_GOAL_
Filter the entries below, keeping every line that has the word "функции".

_TASK MATERIAL_
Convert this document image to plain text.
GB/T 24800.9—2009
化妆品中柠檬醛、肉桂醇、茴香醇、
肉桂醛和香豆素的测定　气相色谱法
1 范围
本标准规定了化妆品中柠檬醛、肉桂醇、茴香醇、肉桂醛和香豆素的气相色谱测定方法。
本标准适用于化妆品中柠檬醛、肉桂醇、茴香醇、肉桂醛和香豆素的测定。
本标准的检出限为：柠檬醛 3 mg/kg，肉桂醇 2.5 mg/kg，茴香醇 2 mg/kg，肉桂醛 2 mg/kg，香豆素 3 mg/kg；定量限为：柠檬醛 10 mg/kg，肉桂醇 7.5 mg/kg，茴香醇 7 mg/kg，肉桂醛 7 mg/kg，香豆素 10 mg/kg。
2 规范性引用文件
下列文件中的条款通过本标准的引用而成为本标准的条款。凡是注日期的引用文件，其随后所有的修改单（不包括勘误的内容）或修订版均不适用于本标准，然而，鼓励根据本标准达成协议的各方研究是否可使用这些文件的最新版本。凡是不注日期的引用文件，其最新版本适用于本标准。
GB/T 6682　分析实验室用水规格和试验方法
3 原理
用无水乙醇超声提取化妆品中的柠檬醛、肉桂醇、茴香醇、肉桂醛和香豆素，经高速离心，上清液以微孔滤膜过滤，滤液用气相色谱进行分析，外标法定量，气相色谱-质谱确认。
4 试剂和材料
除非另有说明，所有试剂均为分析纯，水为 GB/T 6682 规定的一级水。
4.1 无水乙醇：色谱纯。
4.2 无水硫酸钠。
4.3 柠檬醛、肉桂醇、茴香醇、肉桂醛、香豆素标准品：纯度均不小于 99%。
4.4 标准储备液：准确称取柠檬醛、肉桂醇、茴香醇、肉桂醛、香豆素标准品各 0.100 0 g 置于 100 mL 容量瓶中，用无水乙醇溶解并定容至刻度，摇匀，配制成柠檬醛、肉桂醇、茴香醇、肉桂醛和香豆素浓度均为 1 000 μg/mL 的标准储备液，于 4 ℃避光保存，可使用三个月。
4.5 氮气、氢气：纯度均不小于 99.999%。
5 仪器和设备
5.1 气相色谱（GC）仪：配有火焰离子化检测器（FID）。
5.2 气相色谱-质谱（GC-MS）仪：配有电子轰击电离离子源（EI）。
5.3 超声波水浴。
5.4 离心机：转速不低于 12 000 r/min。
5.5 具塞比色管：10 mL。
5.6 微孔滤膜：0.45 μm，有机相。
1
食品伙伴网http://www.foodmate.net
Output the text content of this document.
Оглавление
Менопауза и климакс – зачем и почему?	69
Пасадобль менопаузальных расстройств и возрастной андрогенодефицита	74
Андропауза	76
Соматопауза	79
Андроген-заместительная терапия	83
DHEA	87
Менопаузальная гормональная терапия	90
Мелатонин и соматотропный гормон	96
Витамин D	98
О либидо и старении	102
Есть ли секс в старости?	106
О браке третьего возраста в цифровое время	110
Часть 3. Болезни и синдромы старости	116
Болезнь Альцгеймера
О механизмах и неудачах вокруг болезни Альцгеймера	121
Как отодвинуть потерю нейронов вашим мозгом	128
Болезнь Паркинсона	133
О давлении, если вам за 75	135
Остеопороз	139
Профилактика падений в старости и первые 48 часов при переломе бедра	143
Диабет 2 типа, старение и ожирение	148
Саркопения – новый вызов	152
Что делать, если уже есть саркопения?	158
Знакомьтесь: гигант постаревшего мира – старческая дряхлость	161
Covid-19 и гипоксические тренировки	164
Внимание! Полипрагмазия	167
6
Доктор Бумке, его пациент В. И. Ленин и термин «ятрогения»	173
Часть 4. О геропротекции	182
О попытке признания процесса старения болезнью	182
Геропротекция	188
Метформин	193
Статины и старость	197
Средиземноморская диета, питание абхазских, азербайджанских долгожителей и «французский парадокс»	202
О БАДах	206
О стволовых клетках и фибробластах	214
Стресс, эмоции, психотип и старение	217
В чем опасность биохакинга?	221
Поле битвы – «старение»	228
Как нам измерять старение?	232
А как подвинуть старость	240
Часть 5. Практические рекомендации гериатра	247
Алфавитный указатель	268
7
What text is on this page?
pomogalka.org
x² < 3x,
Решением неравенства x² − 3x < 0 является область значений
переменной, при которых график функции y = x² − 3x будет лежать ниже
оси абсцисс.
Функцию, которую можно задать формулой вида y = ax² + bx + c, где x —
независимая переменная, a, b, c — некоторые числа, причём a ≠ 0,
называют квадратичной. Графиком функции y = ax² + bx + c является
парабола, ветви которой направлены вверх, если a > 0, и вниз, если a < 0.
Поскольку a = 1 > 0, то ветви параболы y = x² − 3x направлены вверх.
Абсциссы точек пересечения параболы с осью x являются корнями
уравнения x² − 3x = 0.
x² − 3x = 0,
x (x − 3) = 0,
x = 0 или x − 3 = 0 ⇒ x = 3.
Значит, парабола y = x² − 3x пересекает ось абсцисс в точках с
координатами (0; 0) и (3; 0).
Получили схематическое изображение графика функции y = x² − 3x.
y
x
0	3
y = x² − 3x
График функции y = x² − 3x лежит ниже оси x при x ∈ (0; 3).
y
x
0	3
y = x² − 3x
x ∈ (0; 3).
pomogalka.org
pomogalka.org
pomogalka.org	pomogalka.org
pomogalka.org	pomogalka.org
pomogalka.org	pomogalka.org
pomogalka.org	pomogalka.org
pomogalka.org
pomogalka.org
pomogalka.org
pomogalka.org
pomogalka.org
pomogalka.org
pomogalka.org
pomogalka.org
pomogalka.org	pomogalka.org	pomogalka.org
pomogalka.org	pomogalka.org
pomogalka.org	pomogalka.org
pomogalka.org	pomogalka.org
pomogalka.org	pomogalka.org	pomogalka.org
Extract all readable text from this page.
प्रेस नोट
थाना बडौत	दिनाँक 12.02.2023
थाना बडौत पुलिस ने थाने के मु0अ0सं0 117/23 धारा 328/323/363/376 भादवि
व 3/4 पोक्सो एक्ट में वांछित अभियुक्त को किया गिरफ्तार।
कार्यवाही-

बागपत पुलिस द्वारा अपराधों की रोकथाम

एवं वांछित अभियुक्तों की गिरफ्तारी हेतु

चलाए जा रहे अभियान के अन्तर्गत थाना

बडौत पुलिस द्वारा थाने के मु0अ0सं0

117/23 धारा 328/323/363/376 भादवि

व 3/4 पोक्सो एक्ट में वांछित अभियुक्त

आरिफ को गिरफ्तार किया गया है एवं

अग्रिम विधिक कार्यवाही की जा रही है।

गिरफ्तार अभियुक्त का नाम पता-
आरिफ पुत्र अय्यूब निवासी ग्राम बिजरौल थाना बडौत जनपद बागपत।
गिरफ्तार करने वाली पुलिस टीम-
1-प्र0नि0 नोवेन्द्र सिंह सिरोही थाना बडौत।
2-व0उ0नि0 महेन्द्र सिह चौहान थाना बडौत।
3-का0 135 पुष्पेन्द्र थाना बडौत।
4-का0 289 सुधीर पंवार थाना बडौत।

_THE RESPONSE_
переменной, при которых график функции y = x² − 3x будет лежать ниже
называют квадратичной. Графиком функции y = ax² + bx + c является
Получили схематическое изображение графика функции y = x² − 3x.
График функции y = x² − 3x лежит ниже оси x при x ∈ (0; 3).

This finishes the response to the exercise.